Source records:

============

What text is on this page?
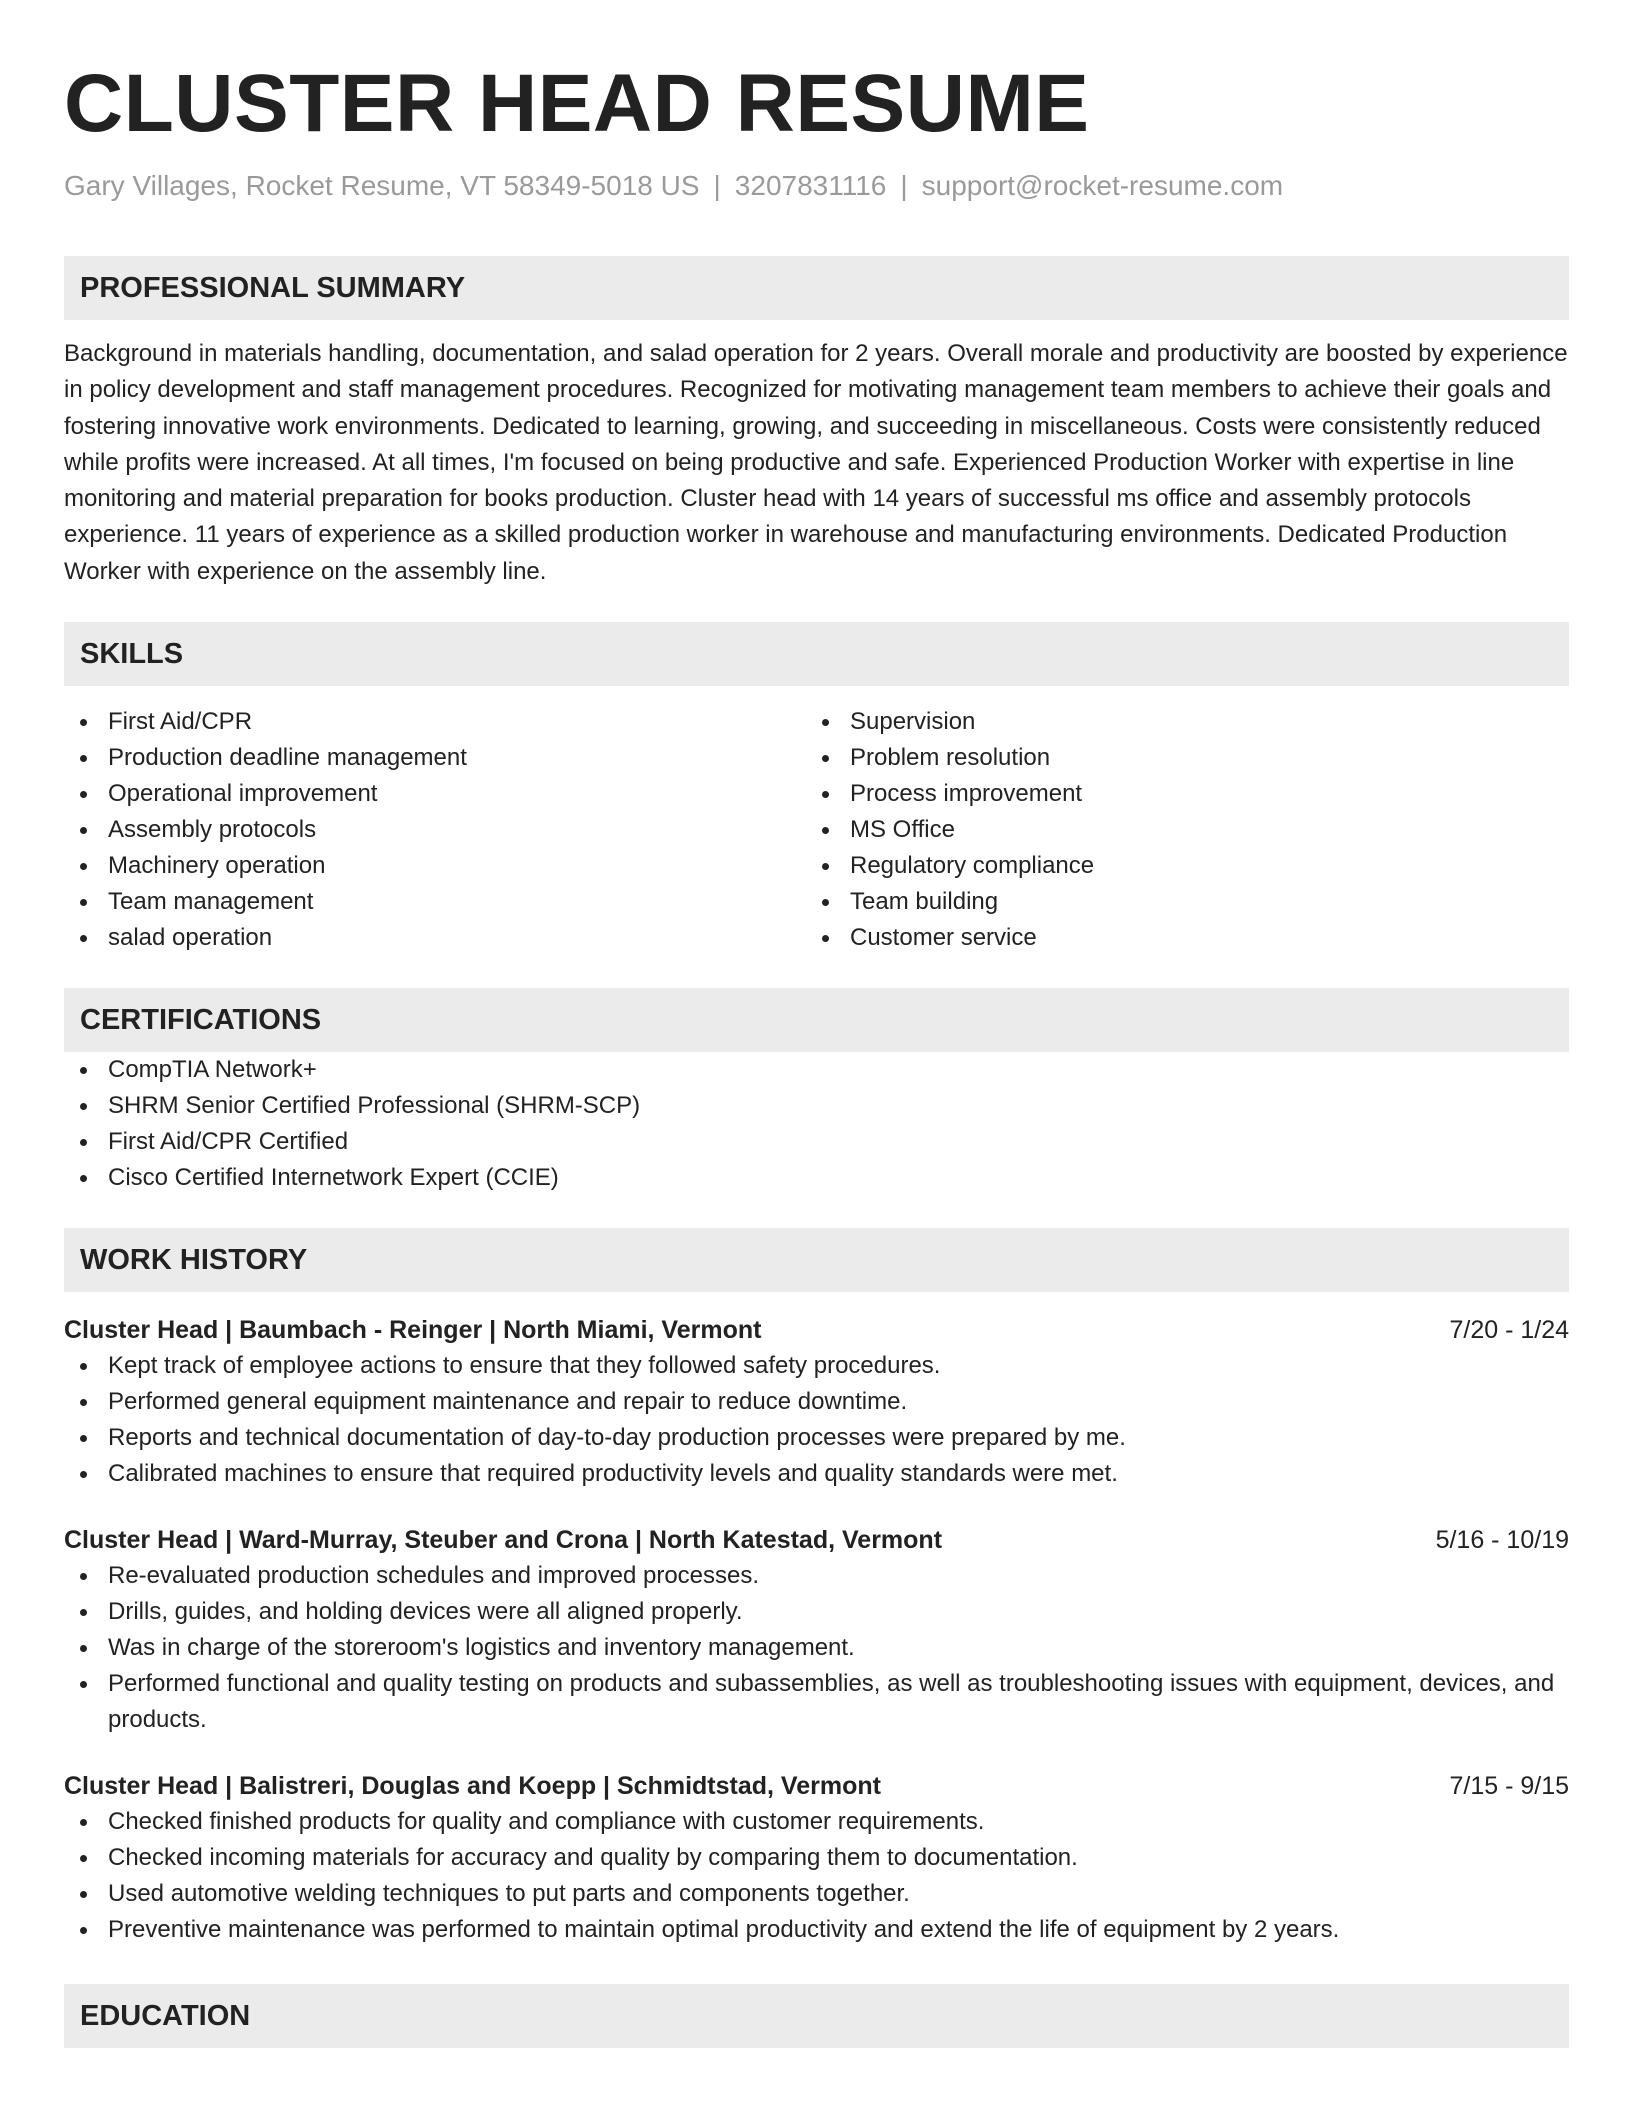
CLUSTER HEAD RESUME
Gary Villages, Rocket Resume, VT 58349-5018 US | 3207831116 | support@rocket-resume.com
PROFESSIONAL SUMMARY
Background in materials handling, documentation, and salad operation for 2 years. Overall morale and productivity are boosted by experience in policy development and staff management procedures. Recognized for motivating management team members to achieve their goals and fostering innovative work environments. Dedicated to learning, growing, and succeeding in miscellaneous. Costs were consistently reduced while profits were increased. At all times, I'm focused on being productive and safe. Experienced Production Worker with expertise in line monitoring and material preparation for books production. Cluster head with 14 years of successful ms office and assembly protocols experience. 11 years of experience as a skilled production worker in warehouse and manufacturing environments. Dedicated Production Worker with experience on the assembly line.
SKILLS
First Aid/CPR
Production deadline management
Operational improvement
Assembly protocols
Machinery operation
Team management
salad operation
Supervision
Problem resolution
Process improvement
MS Office
Regulatory compliance
Team building
Customer service
CERTIFICATIONS
CompTIA Network+
SHRM Senior Certified Professional (SHRM-SCP)
First Aid/CPR Certified
Cisco Certified Internetwork Expert (CCIE)
WORK HISTORY
Cluster Head | Baumbach - Reinger | North Miami, Vermont	7/20 - 1/24
Kept track of employee actions to ensure that they followed safety procedures.
Performed general equipment maintenance and repair to reduce downtime.
Reports and technical documentation of day-to-day production processes were prepared by me.
Calibrated machines to ensure that required productivity levels and quality standards were met.
Cluster Head | Ward-Murray, Steuber and Crona | North Katestad, Vermont	5/16 - 10/19
Re-evaluated production schedules and improved processes.
Drills, guides, and holding devices were all aligned properly.
Was in charge of the storeroom's logistics and inventory management.
Performed functional and quality testing on products and subassemblies, as well as troubleshooting issues with equipment, devices, and products.
Cluster Head | Balistreri, Douglas and Koepp | Schmidtstad, Vermont	7/15 - 9/15
Checked finished products for quality and compliance with customer requirements.
Checked incoming materials for accuracy and quality by comparing them to documentation.
Used automotive welding techniques to put parts and components together.
Preventive maintenance was performed to maintain optimal productivity and extend the life of equipment by 2 years.
EDUCATION
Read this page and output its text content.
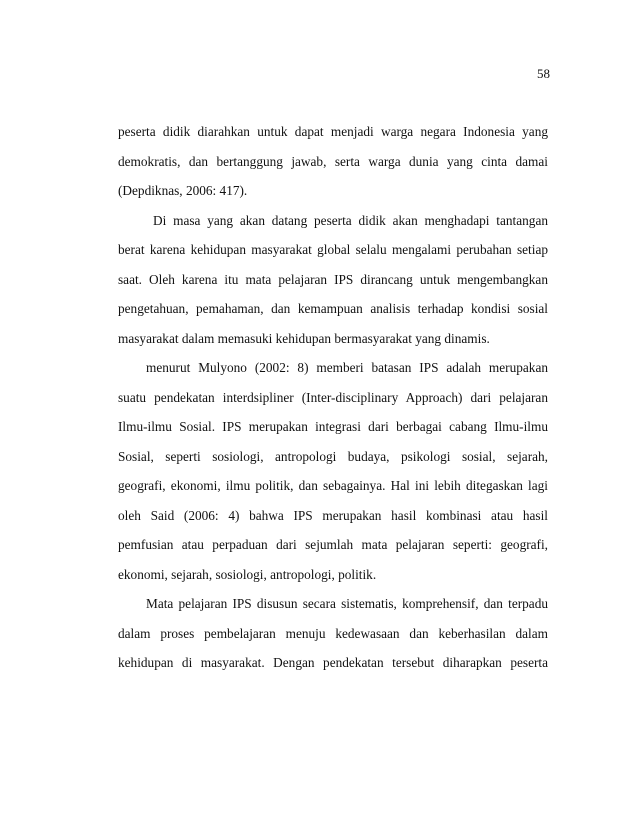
58
peserta didik diarahkan untuk dapat menjadi warga negara Indonesia yang
demokratis, dan bertanggung jawab, serta warga dunia yang cinta damai
(Depdiknas, 2006: 417).
Di masa yang akan datang peserta didik akan menghadapi tantangan
berat karena kehidupan masyarakat global selalu mengalami perubahan setiap
saat. Oleh karena itu mata pelajaran IPS dirancang untuk mengembangkan
pengetahuan, pemahaman, dan kemampuan analisis terhadap kondisi sosial
masyarakat dalam memasuki kehidupan bermasyarakat yang dinamis.
menurut Mulyono (2002: 8) memberi batasan IPS adalah merupakan
suatu pendekatan interdsipliner (Inter-disciplinary Approach) dari pelajaran
Ilmu-ilmu Sosial. IPS merupakan integrasi dari berbagai cabang Ilmu-ilmu
Sosial, seperti sosiologi, antropologi budaya, psikologi sosial, sejarah,
geografi, ekonomi, ilmu politik, dan sebagainya. Hal ini lebih ditegaskan lagi
oleh Said (2006: 4) bahwa IPS merupakan hasil kombinasi atau hasil
pemfusian atau perpaduan dari sejumlah mata pelajaran seperti: geografi,
ekonomi, sejarah, sosiologi, antropologi, politik.
Mata pelajaran IPS disusun secara sistematis, komprehensif, dan terpadu
dalam proses pembelajaran menuju kedewasaan dan keberhasilan dalam
kehidupan di masyarakat. Dengan pendekatan tersebut diharapkan peserta
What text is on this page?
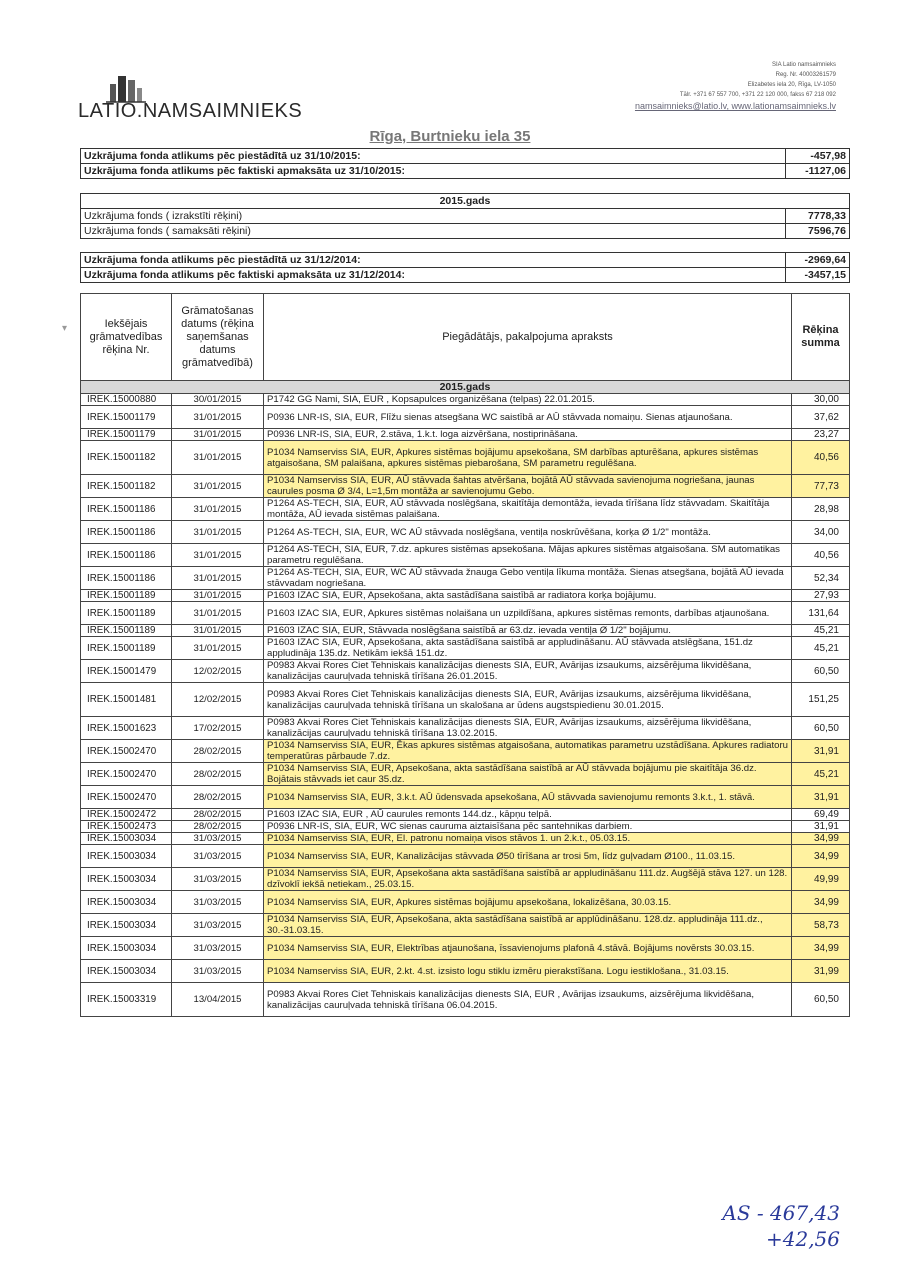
LATIO.NAMSAIMNIEKS
SIA Latio namsaimnieks
Reg. Nr. 40003261579
Elizabetes iela 20, Rīga, LV-1050
Tālr. +371 67 557 700, +371 22 120 000, fakss 67 218 092
namsaimnieks@latio.lv, www.lationamsaimnieks.lv
Rīga, Burtnieku iela 35
Uzkrājuma fonda atlikums pēc piestādītā uz 31/10/2015:	-457,98
Uzkrājuma fonda atlikums pēc faktiski apmaksāta uz 31/10/2015:	-1127,06
2015.gads
Uzkrājuma fonds ( izrakstīti rēķini)	7778,33
Uzkrājuma fonds ( samaksāti rēķini)	7596,76
Uzkrājuma fonda atlikums pēc piestādītā uz 31/12/2014:	-2969,64
Uzkrājuma fonda atlikums pēc faktiski apmaksāta uz 31/12/2014:	-3457,15
▾	Iekšējais grāmatvedības rēķina Nr.	Grāmatošanas datums (rēķina saņemšanas datums grāmatvedībā)	Piegādātājs, pakalpojuma apraksts	Rēķina summa
2015.gads			
IREK.15000880	30/01/2015	P1742 GG Nami, SIA, EUR , Kopsapulces organizēšana (telpas) 22.01.2015.	30,00
IREK.15001179	31/01/2015	P0936 LNR-IS, SIA, EUR, Flīžu sienas atsegšana WC saistībā ar AŪ stāvvada nomaiņu. Sienas atjaunošana.	37,62
IREK.15001179	31/01/2015	P0936 LNR-IS, SIA, EUR, 2.stāva, 1.k.t. loga aizvēršana, nostiprināšana.	23,27
IREK.15001182	31/01/2015	P1034 Namserviss SIA, EUR, Apkures sistēmas bojājumu apsekošana, SM darbības apturēšana, apkures sistēmas atgaisošana, SM palaišana, apkures sistēmas piebarošana, SM parametru regulēšana.	40,56
IREK.15001182	31/01/2015	P1034 Namserviss SIA, EUR, AŪ stāvvada šahtas atvēršana, bojātā AŪ stāvvada savienojuma nogriešana, jaunas caurules posma Ø 3/4, L=1,5m montāža ar savienojumu Gebo.	77,73
IREK.15001186	31/01/2015	P1264 AS-TECH, SIA, EUR, AŪ stāvvada noslēgšana, skaitītāja demontāža, ievada tīrīšana līdz stāvvadam. Skaitītāja montāža, AŪ ievada sistēmas palaišana.	28,98
IREK.15001186	31/01/2015	P1264 AS-TECH, SIA, EUR, WC AŪ stāvvada noslēgšana, ventiļa noskrūvēšana, korķa Ø 1/2" montāža.	34,00
IREK.15001186	31/01/2015	P1264 AS-TECH, SIA, EUR, 7.dz. apkures sistēmas apsekošana. Mājas apkures sistēmas atgaisošana. SM automatikas parametru regulēšana.	40,56
IREK.15001186	31/01/2015	P1264 AS-TECH, SIA, EUR, WC AŪ stāvvada žnauga Gebo ventiļa līkuma montāža. Sienas atsegšana, bojātā AŪ ievada stāvvadam nogriešana.	52,34
IREK.15001189	31/01/2015	P1603 IZAC SIA, EUR, Apsekošana, akta sastādīšana saistībā ar radiatora korķa bojājumu.	27,93
IREK.15001189	31/01/2015	P1603 IZAC SIA, EUR, Apkures sistēmas nolaišana un uzpildīšana, apkures sistēmas remonts, darbības atjaunošana.	131,64
IREK.15001189	31/01/2015	P1603 IZAC SIA, EUR, Stāvvada noslēgšana saistībā ar 63.dz. ievada ventiļa Ø 1/2" bojājumu.	45,21
IREK.15001189	31/01/2015	P1603 IZAC SIA, EUR, Apsekošana, akta sastādīšana saistībā ar appludināšanu. AŪ stāvvada atslēgšana, 151.dz appludināja 135.dz. Netikām iekšā 151.dz.	45,21
IREK.15001479	12/02/2015	P0983 Akvai Rores Ciet Tehniskais kanalizācijas dienests SIA, EUR, Avārijas izsaukums, aizsērējuma likvidēšana, kanalizācijas cauruļvada tehniskā tīrīšana 26.01.2015.	60,50
IREK.15001481	12/02/2015	P0983 Akvai Rores Ciet Tehniskais kanalizācijas dienests SIA, EUR, Avārijas izsaukums, aizsērējuma likvidēšana, kanalizācijas cauruļvada tehniskā tīrīšana un skalošana ar ūdens augstspiedienu 30.01.2015.	151,25
IREK.15001623	17/02/2015	P0983 Akvai Rores Ciet Tehniskais kanalizācijas dienests SIA, EUR, Avārijas izsaukums, aizsērējuma likvidēšana, kanalizācijas cauruļvadu tehniskā tīrīšana 13.02.2015.	60,50
IREK.15002470	28/02/2015	P1034 Namserviss SIA, EUR, Ēkas apkures sistēmas atgaisošana, automatikas parametru uzstādīšana. Apkures radiatoru temperatūras pārbaude 7.dz.	31,91
IREK.15002470	28/02/2015	P1034 Namserviss SIA, EUR, Apsekošana, akta sastādīšana saistībā ar AŪ stāvvada bojājumu pie skaitītāja 36.dz. Bojātais stāvvads iet caur 35.dz.	45,21
IREK.15002470	28/02/2015	P1034 Namserviss SIA, EUR, 3.k.t. AŪ ūdensvada apsekošana, AŪ stāvvada savienojumu remonts 3.k.t., 1. stāvā.	31,91
IREK.15002472	28/02/2015	P1603 IZAC SIA, EUR , AŪ caurules remonts 144.dz., kāpņu telpā.	69,49
IREK.15002473	28/02/2015	P0936 LNR-IS, SIA, EUR, WC sienas caurumа aiztaisīšana pēc santehnikas darbiem.	31,91
IREK.15003034	31/03/2015	P1034 Namserviss SIA, EUR, El. patronu nomaiņa visos stāvos 1. un 2.k.t., 05.03.15.	34,99
IREK.15003034	31/03/2015	P1034 Namserviss SIA, EUR, Kanalizācijas stāvvada Ø50 tīrīšana ar trosi 5m, līdz guļvadam Ø100., 11.03.15.	34,99
IREK.15003034	31/03/2015	P1034 Namserviss SIA, EUR, Apsekošana akta sastādīšana saistībā ar appludināšanu 111.dz. Augšējā stāva 127. un 128. dzīvoklī iekšā netiekam., 25.03.15.	49,99
IREK.15003034	31/03/2015	P1034 Namserviss SIA, EUR, Apkures sistēmas bojājumu apsekošana, lokalizēšana, 30.03.15.	34,99
IREK.15003034	31/03/2015	P1034 Namserviss SIA, EUR, Apsekošana, akta sastādīšana saistībā ar applūdināšanu. 128.dz. appludināja 111.dz., 30.-31.03.15.	58,73
IREK.15003034	31/03/2015	P1034 Namserviss SIA, EUR, Elektrības atjaunošana, īssavienojums plafonā 4.stāvā. Bojājums novērsts 30.03.15.	34,99
IREK.15003034	31/03/2015	P1034 Namserviss SIA, EUR, 2.kt. 4.st. izsisto logu stiklu izmēru pierakstīšana. Logu iestiklošana., 31.03.15.	31,99
IREK.15003319	13/04/2015	P0983 Akvai Rores Ciet Tehniskais kanalizācijas dienests SIA, EUR , Avārijas izsaukums, aizsērējuma likvidēšana, kanalizācijas cauruļvada tehniskā tīrīšana 06.04.2015.	60,50
AS - 467,43
+42,56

============

EXERCISE PROMPT:
Copy out every line of the data that includes "North".

OUTPUT OF THE EXERCISE:
Cluster Head | Baumbach - Reinger | North Miami, Vermont	7/20 - 1/24
Cluster Head | Ward-Murray, Steuber and Crona | North Katestad, Vermont	5/16 - 10/19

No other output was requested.